## Directions for this task
The entries below are to be written out again without alteration.

** Start Supplied material **

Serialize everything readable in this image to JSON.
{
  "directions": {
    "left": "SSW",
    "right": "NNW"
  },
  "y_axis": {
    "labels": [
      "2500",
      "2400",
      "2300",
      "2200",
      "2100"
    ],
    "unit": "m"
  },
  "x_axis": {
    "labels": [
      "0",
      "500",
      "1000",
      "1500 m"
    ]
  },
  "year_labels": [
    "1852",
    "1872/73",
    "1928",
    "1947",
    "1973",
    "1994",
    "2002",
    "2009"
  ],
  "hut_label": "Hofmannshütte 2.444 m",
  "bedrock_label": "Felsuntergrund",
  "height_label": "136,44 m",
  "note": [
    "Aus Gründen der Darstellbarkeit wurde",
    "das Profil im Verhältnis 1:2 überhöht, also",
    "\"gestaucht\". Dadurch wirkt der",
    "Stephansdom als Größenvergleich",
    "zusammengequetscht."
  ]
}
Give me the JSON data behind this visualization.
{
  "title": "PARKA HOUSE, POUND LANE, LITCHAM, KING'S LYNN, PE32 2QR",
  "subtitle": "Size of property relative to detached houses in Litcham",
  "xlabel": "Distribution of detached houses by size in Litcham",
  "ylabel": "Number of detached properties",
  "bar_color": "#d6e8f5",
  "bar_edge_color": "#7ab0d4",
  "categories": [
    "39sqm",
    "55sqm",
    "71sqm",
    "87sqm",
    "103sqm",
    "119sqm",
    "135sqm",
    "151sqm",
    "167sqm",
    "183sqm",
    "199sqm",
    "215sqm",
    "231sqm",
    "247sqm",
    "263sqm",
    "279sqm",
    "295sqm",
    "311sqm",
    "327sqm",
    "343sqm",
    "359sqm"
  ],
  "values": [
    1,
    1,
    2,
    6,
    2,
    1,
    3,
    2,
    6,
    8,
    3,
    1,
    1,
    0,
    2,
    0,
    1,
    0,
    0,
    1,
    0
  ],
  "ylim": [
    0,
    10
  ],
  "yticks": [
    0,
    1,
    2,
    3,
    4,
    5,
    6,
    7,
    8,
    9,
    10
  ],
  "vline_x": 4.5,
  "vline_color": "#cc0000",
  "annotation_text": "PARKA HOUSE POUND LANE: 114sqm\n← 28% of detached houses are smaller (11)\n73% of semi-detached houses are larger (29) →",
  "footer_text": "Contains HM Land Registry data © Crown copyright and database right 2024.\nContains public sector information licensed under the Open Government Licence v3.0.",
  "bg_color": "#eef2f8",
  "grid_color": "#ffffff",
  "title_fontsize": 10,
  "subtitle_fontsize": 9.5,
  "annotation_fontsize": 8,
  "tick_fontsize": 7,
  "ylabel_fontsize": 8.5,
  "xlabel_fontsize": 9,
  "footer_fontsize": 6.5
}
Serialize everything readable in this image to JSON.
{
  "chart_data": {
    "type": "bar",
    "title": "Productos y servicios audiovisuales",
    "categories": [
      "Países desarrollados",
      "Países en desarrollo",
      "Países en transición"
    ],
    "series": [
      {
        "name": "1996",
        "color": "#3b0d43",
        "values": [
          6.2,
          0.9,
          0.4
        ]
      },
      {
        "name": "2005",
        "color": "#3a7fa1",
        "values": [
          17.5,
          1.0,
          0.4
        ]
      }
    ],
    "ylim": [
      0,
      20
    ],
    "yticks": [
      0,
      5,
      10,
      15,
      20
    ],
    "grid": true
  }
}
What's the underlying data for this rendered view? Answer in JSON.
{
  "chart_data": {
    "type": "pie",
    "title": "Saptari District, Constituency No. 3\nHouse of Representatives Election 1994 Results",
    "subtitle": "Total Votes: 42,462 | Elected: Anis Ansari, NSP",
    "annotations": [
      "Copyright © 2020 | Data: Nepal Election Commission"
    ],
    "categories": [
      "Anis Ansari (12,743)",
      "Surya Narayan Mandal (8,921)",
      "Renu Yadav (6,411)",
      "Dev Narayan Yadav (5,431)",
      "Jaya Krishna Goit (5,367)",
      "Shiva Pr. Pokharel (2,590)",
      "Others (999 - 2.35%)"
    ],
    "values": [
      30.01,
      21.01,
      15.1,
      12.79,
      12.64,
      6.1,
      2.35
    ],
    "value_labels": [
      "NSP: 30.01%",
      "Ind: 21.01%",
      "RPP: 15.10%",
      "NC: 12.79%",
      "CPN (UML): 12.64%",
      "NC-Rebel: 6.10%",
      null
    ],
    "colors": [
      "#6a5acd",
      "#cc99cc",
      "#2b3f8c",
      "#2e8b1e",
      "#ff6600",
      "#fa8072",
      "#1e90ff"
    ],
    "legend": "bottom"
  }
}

** End Supplied material **

## Result
Serialize everything readable in this image to JSON.
{
  "directions": {
    "left": "SSW",
    "right": "NNW"
  },
  "y_axis": {
    "labels": [
      "2500",
      "2400",
      "2300",
      "2200",
      "2100"
    ],
    "unit": "m"
  },
  "x_axis": {
    "labels": [
      "0",
      "500",
      "1000",
      "1500 m"
    ]
  },
  "year_labels": [
    "1852",
    "1872/73",
    "1928",
    "1947",
    "1973",
    "1994",
    "2002",
    "2009"
  ],
  "hut_label": "Hofmannshütte 2.444 m",
  "bedrock_label": "Felsuntergrund",
  "height_label": "136,44 m",
  "note": [
    "Aus Gründen der Darstellbarkeit wurde",
    "das Profil im Verhältnis 1:2 überhöht, also",
    "\"gestaucht\". Dadurch wirkt der",
    "Stephansdom als Größenvergleich",
    "zusammengequetscht."
  ]
}
Give me the JSON data behind this visualization.
{
  "title": "PARKA HOUSE, POUND LANE, LITCHAM, KING'S LYNN, PE32 2QR",
  "subtitle": "Size of property relative to detached houses in Litcham",
  "xlabel": "Distribution of detached houses by size in Litcham",
  "ylabel": "Number of detached properties",
  "bar_color": "#d6e8f5",
  "bar_edge_color": "#7ab0d4",
  "categories": [
    "39sqm",
    "55sqm",
    "71sqm",
    "87sqm",
    "103sqm",
    "119sqm",
    "135sqm",
    "151sqm",
    "167sqm",
    "183sqm",
    "199sqm",
    "215sqm",
    "231sqm",
    "247sqm",
    "263sqm",
    "279sqm",
    "295sqm",
    "311sqm",
    "327sqm",
    "343sqm",
    "359sqm"
  ],
  "values": [
    1,
    1,
    2,
    6,
    2,
    1,
    3,
    2,
    6,
    8,
    3,
    1,
    1,
    0,
    2,
    0,
    1,
    0,
    0,
    1,
    0
  ],
  "ylim": [
    0,
    10
  ],
  "yticks": [
    0,
    1,
    2,
    3,
    4,
    5,
    6,
    7,
    8,
    9,
    10
  ],
  "vline_x": 4.5,
  "vline_color": "#cc0000",
  "annotation_text": "PARKA HOUSE POUND LANE: 114sqm\n← 28% of detached houses are smaller (11)\n73% of semi-detached houses are larger (29) →",
  "footer_text": "Contains HM Land Registry data © Crown copyright and database right 2024.\nContains public sector information licensed under the Open Government Licence v3.0.",
  "bg_color": "#eef2f8",
  "grid_color": "#ffffff",
  "title_fontsize": 10,
  "subtitle_fontsize": 9.5,
  "annotation_fontsize": 8,
  "tick_fontsize": 7,
  "ylabel_fontsize": 8.5,
  "xlabel_fontsize": 9,
  "footer_fontsize": 6.5
}
Serialize everything readable in this image to JSON.
{
  "chart_data": {
    "type": "bar",
    "title": "Productos y servicios audiovisuales",
    "categories": [
      "Países desarrollados",
      "Países en desarrollo",
      "Países en transición"
    ],
    "series": [
      {
        "name": "1996",
        "color": "#3b0d43",
        "values": [
          6.2,
          0.9,
          0.4
        ]
      },
      {
        "name": "2005",
        "color": "#3a7fa1",
        "values": [
          17.5,
          1.0,
          0.4
        ]
      }
    ],
    "ylim": [
      0,
      20
    ],
    "yticks": [
      0,
      5,
      10,
      15,
      20
    ],
    "grid": true
  }
}
What's the underlying data for this rendered view? Answer in JSON.
{
  "chart_data": {
    "type": "pie",
    "title": "Saptari District, Constituency No. 3\nHouse of Representatives Election 1994 Results",
    "subtitle": "Total Votes: 42,462 | Elected: Anis Ansari, NSP",
    "annotations": [
      "Copyright © 2020 | Data: Nepal Election Commission"
    ],
    "categories": [
      "Anis Ansari (12,743)",
      "Surya Narayan Mandal (8,921)",
      "Renu Yadav (6,411)",
      "Dev Narayan Yadav (5,431)",
      "Jaya Krishna Goit (5,367)",
      "Shiva Pr. Pokharel (2,590)",
      "Others (999 - 2.35%)"
    ],
    "values": [
      30.01,
      21.01,
      15.1,
      12.79,
      12.64,
      6.1,
      2.35
    ],
    "value_labels": [
      "NSP: 30.01%",
      "Ind: 21.01%",
      "RPP: 15.10%",
      "NC: 12.79%",
      "CPN (UML): 12.64%",
      "NC-Rebel: 6.10%",
      null
    ],
    "colors": [
      "#6a5acd",
      "#cc99cc",
      "#2b3f8c",
      "#2e8b1e",
      "#ff6600",
      "#fa8072",
      "#1e90ff"
    ],
    "legend": "bottom"
  }
}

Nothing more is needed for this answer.